— start —
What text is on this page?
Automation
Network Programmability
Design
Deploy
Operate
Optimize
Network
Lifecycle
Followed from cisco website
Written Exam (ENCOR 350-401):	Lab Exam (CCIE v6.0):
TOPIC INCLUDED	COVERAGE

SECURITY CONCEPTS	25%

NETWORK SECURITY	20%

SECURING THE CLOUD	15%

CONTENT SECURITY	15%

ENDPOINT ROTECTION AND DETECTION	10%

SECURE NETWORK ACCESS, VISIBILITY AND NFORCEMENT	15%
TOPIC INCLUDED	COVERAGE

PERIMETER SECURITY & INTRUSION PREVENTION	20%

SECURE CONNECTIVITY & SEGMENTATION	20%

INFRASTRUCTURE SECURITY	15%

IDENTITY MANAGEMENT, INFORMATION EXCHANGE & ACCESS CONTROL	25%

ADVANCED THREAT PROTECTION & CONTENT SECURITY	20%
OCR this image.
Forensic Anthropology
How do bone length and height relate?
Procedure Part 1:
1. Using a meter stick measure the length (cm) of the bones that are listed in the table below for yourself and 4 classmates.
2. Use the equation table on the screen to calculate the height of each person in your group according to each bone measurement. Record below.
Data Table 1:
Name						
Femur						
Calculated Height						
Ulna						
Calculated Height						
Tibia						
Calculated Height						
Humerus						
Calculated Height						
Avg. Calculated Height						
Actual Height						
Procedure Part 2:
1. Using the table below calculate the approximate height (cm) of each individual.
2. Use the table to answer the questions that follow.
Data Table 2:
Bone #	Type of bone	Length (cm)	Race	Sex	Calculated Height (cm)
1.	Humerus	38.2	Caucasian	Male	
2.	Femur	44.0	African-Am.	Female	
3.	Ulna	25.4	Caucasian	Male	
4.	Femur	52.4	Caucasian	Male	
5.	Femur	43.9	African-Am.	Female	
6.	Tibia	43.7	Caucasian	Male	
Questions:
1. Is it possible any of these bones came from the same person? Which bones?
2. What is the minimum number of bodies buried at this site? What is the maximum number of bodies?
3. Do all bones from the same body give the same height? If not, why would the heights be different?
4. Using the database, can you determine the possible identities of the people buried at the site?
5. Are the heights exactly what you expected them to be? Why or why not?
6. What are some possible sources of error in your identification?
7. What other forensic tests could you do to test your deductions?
— end —
Exercise task -
Scan the material above. Copy each line that holds the word "buried".

Exercise response -
2. What is the minimum number of bodies buried at this site? What is the maximum number of bodies?
4. Using the database, can you determine the possible identities of the people buried at the site?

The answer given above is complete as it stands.